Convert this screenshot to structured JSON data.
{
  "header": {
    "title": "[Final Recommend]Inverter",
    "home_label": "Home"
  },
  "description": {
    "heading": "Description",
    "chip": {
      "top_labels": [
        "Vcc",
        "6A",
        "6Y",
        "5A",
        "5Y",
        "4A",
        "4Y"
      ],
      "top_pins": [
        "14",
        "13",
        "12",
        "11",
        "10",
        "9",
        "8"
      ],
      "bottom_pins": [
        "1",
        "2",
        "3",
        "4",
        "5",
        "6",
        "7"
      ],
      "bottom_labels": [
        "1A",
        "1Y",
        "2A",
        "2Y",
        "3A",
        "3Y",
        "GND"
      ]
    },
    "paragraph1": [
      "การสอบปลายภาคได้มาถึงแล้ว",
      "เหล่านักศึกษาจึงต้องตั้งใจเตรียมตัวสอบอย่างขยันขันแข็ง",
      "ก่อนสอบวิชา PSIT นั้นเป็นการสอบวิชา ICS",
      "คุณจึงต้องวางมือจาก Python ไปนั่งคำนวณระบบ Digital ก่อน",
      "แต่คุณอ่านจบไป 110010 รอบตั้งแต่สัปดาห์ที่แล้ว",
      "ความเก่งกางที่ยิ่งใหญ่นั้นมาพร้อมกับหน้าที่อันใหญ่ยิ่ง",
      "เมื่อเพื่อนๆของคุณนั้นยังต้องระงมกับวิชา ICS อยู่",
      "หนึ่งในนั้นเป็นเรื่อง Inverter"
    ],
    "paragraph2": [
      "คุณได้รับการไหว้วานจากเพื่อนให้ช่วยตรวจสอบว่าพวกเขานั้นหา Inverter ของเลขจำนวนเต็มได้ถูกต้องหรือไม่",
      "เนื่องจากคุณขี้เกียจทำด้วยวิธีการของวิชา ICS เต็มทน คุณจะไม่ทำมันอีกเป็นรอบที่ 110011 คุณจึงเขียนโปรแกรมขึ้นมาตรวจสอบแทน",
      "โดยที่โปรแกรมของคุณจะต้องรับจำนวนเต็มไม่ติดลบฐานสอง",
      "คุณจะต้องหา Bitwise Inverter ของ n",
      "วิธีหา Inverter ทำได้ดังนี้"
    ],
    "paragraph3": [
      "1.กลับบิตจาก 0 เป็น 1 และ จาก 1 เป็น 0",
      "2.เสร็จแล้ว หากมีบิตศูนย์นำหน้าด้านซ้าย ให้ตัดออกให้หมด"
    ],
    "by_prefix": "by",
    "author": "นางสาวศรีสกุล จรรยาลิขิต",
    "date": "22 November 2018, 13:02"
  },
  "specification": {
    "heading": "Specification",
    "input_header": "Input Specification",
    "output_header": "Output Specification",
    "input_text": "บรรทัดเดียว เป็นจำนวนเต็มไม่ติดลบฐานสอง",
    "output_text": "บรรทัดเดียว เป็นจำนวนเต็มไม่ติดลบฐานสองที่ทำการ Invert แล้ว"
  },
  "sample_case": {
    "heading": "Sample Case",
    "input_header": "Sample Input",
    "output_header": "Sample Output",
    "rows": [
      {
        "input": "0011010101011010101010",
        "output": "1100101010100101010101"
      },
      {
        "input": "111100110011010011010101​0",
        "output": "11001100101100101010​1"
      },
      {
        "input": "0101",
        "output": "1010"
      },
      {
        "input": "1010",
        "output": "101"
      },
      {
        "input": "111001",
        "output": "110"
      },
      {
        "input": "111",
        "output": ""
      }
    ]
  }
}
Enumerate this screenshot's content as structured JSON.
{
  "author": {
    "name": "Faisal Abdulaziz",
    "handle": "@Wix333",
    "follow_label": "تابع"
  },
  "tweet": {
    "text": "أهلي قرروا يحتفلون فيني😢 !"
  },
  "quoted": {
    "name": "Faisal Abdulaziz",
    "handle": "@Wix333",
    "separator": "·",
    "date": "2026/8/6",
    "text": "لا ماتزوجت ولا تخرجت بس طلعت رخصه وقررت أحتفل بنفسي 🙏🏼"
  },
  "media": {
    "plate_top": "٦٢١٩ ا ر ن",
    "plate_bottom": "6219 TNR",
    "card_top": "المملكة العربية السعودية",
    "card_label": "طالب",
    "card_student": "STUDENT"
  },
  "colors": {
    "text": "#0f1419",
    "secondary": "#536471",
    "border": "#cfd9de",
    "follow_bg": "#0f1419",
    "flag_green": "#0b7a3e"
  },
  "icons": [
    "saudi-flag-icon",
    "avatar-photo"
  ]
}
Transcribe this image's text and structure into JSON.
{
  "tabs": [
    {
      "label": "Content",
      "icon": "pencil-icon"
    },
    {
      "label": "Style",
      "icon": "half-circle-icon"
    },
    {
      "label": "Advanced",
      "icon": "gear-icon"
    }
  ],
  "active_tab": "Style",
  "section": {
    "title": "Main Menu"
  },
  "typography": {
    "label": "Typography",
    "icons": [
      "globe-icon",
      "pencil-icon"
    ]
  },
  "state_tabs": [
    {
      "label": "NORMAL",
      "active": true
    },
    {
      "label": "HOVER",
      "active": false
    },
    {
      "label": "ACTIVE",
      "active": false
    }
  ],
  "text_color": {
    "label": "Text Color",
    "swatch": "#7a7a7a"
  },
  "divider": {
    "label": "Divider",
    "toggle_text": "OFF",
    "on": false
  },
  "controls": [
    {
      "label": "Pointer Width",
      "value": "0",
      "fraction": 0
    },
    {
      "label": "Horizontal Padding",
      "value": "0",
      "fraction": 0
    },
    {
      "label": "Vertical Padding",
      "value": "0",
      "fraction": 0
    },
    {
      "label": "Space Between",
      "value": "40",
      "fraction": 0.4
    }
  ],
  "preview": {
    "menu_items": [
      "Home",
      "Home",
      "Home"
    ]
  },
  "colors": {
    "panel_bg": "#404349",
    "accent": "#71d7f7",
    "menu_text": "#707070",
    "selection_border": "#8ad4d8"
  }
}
■ ■ ■ ■
**PROBLEM TO WORK ON**. Begin with the line that contains "Transcribe this image's" and end with the last line of the records; set down every line in that span exactly, and nothing else.

**RESULT FOR THIS TASK**.
Transcribe this image's text and structure into JSON.
{
  "tabs": [
    {
      "label": "Content",
      "icon": "pencil-icon"
    },
    {
      "label": "Style",
      "icon": "half-circle-icon"
    },
    {
      "label": "Advanced",
      "icon": "gear-icon"
    }
  ],
  "active_tab": "Style",
  "section": {
    "title": "Main Menu"
  },
  "typography": {
    "label": "Typography",
    "icons": [
      "globe-icon",
      "pencil-icon"
    ]
  },
  "state_tabs": [
    {
      "label": "NORMAL",
      "active": true
    },
    {
      "label": "HOVER",
      "active": false
    },
    {
      "label": "ACTIVE",
      "active": false
    }
  ],
  "text_color": {
    "label": "Text Color",
    "swatch": "#7a7a7a"
  },
  "divider": {
    "label": "Divider",
    "toggle_text": "OFF",
    "on": false
  },
  "controls": [
    {
      "label": "Pointer Width",
      "value": "0",
      "fraction": 0
    },
    {
      "label": "Horizontal Padding",
      "value": "0",
      "fraction": 0
    },
    {
      "label": "Vertical Padding",
      "value": "0",
      "fraction": 0
    },
    {
      "label": "Space Between",
      "value": "40",
      "fraction": 0.4
    }
  ],
  "preview": {
    "menu_items": [
      "Home",
      "Home",
      "Home"
    ]
  },
  "colors": {
    "panel_bg": "#404349",
    "accent": "#71d7f7",
    "menu_text": "#707070",
    "selection_border": "#8ad4d8"
  }
}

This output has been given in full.